### Objective:
Every line containing the word "Piping" needs to be found and copied.

++++++

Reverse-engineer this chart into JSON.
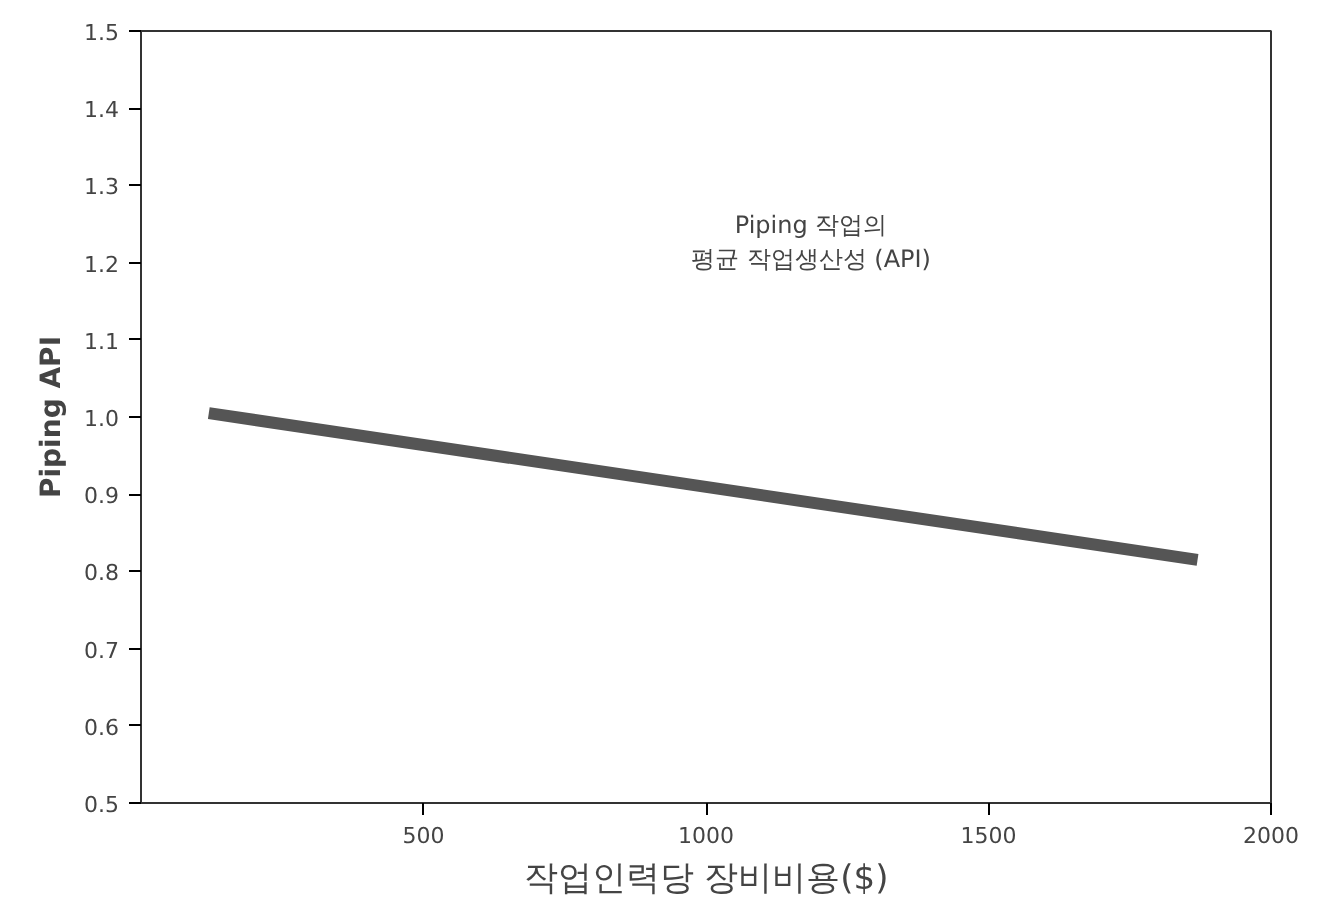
{
  "chart_data": {
    "type": "line",
    "xlabel": "작업인력당 장비비용($)",
    "ylabel": "Piping API",
    "x": [
      120,
      1870
    ],
    "series": [
      {
        "color": "#555555",
        "values": [
          1.005,
          0.815
        ]
      }
    ],
    "xlim": [
      0,
      2000
    ],
    "xticks": [
      500,
      1000,
      1500,
      2000
    ],
    "ylim": [
      0.5,
      1.5
    ],
    "yticks": [
      0.5,
      0.6,
      0.7,
      0.8,
      0.9,
      {
        "value": 1.0,
        "label": "1.0"
      },
      1.1,
      1.2,
      1.3,
      1.4,
      1.5
    ],
    "annotations": [
      "Piping 작업의\n평균 작업생산성 (API)"
    ],
    "grid": false,
    "marker": "none",
    "line_style": "solid"
  }
}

++++++

### Task output:
    "ylabel": "Piping API",
      "Piping 작업의\n평균 작업생산성 (API)"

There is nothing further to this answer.